Collected data
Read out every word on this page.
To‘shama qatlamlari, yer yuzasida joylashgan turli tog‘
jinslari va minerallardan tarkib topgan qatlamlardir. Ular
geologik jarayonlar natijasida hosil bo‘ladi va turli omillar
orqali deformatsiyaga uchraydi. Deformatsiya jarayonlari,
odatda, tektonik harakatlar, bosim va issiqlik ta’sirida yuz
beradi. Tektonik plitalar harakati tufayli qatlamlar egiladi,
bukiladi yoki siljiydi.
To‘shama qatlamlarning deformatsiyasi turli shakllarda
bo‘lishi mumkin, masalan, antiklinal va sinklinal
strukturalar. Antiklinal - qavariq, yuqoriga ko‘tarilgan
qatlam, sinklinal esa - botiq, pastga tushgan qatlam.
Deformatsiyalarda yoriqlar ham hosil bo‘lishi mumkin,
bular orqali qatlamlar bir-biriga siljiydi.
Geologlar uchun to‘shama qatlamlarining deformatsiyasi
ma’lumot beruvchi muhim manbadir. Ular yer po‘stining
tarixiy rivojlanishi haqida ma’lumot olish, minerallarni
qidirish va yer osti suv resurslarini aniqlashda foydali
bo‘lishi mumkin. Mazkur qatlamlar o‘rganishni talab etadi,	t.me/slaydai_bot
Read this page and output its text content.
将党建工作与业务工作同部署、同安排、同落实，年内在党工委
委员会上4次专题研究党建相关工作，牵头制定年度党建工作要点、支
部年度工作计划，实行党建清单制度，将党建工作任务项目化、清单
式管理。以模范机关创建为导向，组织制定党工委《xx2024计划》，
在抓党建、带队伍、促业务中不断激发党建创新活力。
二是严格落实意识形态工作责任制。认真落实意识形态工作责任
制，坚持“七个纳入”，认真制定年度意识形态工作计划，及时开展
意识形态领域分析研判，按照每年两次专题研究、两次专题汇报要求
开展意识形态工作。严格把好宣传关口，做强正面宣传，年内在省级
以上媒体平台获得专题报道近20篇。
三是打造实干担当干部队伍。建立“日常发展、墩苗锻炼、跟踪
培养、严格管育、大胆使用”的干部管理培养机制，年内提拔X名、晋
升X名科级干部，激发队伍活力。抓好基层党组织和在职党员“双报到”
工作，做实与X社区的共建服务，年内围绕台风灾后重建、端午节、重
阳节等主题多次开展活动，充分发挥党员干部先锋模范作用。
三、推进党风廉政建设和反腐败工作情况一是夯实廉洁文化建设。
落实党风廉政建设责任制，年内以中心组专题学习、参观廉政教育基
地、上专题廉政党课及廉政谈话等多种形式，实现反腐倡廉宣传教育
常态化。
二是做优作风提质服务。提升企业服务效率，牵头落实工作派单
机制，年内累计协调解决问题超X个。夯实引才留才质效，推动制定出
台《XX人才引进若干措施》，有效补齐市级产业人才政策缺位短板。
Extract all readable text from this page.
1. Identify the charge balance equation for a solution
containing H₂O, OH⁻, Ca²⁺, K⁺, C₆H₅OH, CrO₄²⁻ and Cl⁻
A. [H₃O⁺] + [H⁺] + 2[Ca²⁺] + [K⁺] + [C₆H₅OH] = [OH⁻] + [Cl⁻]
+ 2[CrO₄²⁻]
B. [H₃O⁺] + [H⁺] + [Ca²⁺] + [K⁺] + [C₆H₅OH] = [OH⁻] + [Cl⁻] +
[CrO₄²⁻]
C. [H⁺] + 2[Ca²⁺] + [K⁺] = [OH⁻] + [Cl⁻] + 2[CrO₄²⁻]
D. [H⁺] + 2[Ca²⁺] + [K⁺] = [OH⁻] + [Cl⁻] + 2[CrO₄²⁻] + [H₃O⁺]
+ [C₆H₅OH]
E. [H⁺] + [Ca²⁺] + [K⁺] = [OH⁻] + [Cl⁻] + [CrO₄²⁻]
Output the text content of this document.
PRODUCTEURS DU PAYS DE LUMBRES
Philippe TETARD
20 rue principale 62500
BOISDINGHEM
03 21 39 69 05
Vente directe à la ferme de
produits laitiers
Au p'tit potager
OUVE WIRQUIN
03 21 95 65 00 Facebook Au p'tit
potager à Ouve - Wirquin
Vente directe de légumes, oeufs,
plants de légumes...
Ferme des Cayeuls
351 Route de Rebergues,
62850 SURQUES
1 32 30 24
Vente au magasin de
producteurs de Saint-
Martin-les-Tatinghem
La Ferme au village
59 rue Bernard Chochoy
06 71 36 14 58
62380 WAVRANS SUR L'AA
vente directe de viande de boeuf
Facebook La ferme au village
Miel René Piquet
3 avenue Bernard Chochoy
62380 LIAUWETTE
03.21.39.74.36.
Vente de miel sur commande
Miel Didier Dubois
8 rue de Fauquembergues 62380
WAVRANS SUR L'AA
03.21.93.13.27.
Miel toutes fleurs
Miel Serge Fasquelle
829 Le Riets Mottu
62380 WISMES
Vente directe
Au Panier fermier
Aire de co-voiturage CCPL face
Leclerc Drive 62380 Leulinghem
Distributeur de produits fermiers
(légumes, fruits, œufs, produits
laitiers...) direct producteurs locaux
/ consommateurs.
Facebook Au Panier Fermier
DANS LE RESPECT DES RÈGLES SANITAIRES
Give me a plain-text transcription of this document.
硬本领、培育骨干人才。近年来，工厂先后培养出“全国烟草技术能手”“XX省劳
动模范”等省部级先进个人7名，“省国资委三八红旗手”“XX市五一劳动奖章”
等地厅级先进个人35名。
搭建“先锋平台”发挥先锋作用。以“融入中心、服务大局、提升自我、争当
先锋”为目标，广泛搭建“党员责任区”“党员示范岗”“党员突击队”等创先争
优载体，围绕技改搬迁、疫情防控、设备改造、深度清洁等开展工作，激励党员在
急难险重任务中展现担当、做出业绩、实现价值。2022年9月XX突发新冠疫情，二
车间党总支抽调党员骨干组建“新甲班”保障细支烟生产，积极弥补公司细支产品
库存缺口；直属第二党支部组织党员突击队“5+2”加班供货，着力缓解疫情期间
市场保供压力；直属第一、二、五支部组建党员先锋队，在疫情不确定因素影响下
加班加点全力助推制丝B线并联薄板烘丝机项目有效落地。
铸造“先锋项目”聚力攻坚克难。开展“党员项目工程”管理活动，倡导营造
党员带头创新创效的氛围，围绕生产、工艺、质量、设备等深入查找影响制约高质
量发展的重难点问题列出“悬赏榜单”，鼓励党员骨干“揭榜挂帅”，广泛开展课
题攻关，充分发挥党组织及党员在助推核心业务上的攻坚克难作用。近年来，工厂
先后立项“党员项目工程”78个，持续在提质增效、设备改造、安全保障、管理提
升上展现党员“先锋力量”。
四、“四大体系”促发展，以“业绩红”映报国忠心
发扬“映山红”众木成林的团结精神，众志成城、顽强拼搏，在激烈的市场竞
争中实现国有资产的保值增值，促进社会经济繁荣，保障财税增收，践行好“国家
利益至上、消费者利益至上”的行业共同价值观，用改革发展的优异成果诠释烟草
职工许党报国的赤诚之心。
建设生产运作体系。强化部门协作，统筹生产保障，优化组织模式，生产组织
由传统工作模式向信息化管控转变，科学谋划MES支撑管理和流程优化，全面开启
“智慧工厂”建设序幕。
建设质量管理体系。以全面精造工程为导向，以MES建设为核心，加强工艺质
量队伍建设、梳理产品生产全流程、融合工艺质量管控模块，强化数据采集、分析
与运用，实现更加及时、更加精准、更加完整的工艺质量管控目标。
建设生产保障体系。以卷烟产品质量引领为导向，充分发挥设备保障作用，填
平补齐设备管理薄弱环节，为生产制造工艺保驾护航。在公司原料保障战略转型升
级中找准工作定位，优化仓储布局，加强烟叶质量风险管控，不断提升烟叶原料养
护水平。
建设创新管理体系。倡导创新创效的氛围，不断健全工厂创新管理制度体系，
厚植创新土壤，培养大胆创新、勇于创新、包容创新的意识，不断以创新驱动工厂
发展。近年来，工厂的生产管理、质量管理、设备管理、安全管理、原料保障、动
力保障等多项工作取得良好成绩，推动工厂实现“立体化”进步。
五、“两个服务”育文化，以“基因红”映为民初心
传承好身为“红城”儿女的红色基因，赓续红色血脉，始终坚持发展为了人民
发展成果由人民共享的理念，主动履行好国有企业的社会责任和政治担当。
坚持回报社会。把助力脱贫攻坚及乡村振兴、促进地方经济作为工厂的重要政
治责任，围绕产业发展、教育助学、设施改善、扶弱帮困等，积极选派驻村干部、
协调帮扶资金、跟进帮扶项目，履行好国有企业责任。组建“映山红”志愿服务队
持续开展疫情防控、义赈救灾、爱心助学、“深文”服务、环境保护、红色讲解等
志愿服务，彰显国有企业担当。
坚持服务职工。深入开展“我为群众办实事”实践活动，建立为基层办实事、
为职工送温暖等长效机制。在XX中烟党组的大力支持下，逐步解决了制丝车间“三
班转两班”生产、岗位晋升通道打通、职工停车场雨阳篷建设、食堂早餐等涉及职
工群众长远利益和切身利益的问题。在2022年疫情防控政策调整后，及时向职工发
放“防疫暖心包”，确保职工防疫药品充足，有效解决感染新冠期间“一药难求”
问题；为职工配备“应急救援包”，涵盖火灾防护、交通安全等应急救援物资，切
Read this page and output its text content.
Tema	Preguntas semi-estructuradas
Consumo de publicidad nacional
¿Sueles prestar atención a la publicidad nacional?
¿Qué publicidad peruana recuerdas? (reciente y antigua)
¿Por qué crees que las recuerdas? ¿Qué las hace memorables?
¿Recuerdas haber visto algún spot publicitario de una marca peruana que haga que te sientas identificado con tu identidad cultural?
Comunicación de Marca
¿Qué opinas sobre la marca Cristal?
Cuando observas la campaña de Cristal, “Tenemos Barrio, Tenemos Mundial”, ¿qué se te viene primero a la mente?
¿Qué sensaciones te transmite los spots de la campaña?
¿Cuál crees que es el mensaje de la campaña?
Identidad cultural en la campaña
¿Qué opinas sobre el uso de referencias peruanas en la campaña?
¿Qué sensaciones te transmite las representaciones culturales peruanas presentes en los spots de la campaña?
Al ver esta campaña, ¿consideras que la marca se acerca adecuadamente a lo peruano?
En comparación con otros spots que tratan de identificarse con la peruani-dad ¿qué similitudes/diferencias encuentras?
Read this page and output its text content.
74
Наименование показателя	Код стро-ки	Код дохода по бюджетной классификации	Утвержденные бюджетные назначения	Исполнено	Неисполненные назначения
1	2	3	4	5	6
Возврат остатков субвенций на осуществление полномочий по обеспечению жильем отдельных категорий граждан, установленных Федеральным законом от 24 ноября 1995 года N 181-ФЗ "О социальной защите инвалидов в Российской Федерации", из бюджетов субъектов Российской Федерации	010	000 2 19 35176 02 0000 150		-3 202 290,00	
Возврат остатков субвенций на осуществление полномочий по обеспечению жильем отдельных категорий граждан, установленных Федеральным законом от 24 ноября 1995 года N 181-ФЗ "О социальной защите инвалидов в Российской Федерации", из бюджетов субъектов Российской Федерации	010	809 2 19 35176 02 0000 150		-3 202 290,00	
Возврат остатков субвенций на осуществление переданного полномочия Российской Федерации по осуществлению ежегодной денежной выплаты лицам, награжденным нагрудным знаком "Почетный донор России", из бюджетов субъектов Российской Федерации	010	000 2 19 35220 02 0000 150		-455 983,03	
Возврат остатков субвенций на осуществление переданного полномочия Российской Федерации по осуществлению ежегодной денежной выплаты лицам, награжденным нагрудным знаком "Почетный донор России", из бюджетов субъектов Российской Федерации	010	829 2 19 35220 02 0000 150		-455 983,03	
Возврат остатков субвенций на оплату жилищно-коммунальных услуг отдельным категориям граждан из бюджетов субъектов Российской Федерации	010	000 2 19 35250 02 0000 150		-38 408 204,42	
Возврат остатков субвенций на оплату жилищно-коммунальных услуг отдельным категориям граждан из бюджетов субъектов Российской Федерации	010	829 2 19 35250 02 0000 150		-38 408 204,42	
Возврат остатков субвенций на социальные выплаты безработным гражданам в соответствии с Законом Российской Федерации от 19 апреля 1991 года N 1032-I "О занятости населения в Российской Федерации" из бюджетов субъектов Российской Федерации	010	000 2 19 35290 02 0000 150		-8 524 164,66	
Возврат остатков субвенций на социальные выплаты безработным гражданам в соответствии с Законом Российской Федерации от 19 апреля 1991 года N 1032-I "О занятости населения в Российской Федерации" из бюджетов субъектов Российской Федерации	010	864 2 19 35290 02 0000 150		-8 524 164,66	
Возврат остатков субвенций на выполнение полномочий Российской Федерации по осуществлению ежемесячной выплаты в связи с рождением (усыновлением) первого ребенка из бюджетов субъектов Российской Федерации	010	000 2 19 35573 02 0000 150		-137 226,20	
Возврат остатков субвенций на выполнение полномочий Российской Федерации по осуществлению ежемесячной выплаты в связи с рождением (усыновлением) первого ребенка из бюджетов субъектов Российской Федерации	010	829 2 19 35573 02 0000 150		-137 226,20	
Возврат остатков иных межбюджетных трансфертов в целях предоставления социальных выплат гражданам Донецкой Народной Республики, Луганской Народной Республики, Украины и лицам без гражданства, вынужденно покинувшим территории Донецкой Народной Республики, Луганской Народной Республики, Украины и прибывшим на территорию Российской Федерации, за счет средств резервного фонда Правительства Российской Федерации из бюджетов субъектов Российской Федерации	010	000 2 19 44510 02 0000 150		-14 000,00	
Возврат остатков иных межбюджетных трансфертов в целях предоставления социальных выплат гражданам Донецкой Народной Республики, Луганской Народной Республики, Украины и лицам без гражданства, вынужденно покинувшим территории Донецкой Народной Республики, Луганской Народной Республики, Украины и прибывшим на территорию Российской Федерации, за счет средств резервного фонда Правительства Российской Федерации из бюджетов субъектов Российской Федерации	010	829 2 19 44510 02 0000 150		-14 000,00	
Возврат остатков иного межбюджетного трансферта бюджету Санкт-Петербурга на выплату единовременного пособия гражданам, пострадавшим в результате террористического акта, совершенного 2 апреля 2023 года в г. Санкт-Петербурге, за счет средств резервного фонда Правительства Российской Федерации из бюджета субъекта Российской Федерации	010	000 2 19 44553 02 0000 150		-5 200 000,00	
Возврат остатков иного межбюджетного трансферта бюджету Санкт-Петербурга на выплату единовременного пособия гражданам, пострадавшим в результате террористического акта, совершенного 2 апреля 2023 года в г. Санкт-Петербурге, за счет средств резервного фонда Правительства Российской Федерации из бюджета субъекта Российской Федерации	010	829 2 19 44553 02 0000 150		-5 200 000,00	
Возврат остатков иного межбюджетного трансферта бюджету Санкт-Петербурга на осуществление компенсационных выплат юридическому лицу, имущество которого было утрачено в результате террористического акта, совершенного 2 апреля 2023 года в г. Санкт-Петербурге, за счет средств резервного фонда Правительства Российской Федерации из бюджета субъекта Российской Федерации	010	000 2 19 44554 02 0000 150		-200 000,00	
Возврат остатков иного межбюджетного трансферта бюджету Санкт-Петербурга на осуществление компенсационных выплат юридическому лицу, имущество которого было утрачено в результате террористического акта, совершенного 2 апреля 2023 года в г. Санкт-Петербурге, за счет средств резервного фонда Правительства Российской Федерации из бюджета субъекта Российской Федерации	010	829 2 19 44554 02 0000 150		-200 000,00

[What you will do]: Find each line holding "turli". Copy it out.

[Answer for the task]:
To‘shama qatlamlari, yer yuzasida joylashgan turli tog‘
geologik jarayonlar natijasida hosil bo‘ladi va turli omillar
To‘shama qatlamlarning deformatsiyasi turli shakllarda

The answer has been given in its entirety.